__Request__: Reproduce the listing that follows with no differences at all.

__Extracted records__:
§ §
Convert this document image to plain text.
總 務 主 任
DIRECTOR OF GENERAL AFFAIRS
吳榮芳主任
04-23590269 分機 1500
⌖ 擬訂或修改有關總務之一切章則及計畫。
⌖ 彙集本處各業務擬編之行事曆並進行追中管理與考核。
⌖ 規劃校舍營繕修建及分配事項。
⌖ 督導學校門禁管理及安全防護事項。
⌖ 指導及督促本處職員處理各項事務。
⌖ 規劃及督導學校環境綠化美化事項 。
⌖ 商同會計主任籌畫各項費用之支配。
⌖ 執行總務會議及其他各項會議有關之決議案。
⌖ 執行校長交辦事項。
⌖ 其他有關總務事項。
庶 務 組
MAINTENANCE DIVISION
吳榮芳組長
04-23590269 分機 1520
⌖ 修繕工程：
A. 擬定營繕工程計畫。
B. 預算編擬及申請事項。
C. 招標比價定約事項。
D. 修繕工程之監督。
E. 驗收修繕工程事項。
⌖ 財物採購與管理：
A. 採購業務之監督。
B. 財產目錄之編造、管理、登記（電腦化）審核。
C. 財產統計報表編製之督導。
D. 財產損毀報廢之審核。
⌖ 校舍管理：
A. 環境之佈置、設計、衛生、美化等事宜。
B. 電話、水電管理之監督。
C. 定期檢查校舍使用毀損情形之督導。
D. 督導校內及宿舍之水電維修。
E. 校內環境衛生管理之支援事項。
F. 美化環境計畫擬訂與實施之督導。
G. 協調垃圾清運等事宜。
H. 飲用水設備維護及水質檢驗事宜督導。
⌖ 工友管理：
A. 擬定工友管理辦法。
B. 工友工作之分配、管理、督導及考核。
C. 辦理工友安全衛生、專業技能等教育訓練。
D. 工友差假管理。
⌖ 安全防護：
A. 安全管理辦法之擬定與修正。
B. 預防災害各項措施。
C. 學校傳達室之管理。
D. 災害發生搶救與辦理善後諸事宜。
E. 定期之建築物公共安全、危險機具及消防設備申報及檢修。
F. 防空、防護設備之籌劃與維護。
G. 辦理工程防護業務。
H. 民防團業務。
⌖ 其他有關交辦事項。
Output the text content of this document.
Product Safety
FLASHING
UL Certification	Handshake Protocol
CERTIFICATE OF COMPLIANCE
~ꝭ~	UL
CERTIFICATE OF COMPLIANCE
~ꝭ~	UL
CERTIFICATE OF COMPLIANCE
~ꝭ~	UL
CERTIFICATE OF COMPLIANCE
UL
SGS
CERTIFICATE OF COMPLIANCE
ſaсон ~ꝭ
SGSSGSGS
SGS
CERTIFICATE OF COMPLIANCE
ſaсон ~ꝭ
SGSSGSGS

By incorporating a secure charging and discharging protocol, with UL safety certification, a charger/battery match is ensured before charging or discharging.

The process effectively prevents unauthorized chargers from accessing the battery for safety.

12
§ §
__Answer to this task__:
Convert this document image to plain text.
總 務 主 任
DIRECTOR OF GENERAL AFFAIRS
吳榮芳主任
04-23590269 分機 1500
⌖ 擬訂或修改有關總務之一切章則及計畫。
⌖ 彙集本處各業務擬編之行事曆並進行追中管理與考核。
⌖ 規劃校舍營繕修建及分配事項。
⌖ 督導學校門禁管理及安全防護事項。
⌖ 指導及督促本處職員處理各項事務。
⌖ 規劃及督導學校環境綠化美化事項 。
⌖ 商同會計主任籌畫各項費用之支配。
⌖ 執行總務會議及其他各項會議有關之決議案。
⌖ 執行校長交辦事項。
⌖ 其他有關總務事項。
庶 務 組
MAINTENANCE DIVISION
吳榮芳組長
04-23590269 分機 1520
⌖ 修繕工程：
A. 擬定營繕工程計畫。
B. 預算編擬及申請事項。
C. 招標比價定約事項。
D. 修繕工程之監督。
E. 驗收修繕工程事項。
⌖ 財物採購與管理：
A. 採購業務之監督。
B. 財產目錄之編造、管理、登記（電腦化）審核。
C. 財產統計報表編製之督導。
D. 財產損毀報廢之審核。
⌖ 校舍管理：
A. 環境之佈置、設計、衛生、美化等事宜。
B. 電話、水電管理之監督。
C. 定期檢查校舍使用毀損情形之督導。
D. 督導校內及宿舍之水電維修。
E. 校內環境衛生管理之支援事項。
F. 美化環境計畫擬訂與實施之督導。
G. 協調垃圾清運等事宜。
H. 飲用水設備維護及水質檢驗事宜督導。
⌖ 工友管理：
A. 擬定工友管理辦法。
B. 工友工作之分配、管理、督導及考核。
C. 辦理工友安全衛生、專業技能等教育訓練。
D. 工友差假管理。
⌖ 安全防護：
A. 安全管理辦法之擬定與修正。
B. 預防災害各項措施。
C. 學校傳達室之管理。
D. 災害發生搶救與辦理善後諸事宜。
E. 定期之建築物公共安全、危險機具及消防設備申報及檢修。
F. 防空、防護設備之籌劃與維護。
G. 辦理工程防護業務。
H. 民防團業務。
⌖ 其他有關交辦事項。
Output the text content of this document.
Product Safety
FLASHING
UL Certification	Handshake Protocol
CERTIFICATE OF COMPLIANCE
~ꝭ~	UL
CERTIFICATE OF COMPLIANCE
~ꝭ~	UL
CERTIFICATE OF COMPLIANCE
~ꝭ~	UL
CERTIFICATE OF COMPLIANCE
UL
SGS
CERTIFICATE OF COMPLIANCE
ſaсон ~ꝭ
SGSSGSGS
SGS
CERTIFICATE OF COMPLIANCE
ſaсон ~ꝭ
SGSSGSGS

By incorporating a secure charging and discharging protocol, with UL safety certification, a charger/battery match is ensured before charging or discharging.

The process effectively prevents unauthorized chargers from accessing the battery for safety.

12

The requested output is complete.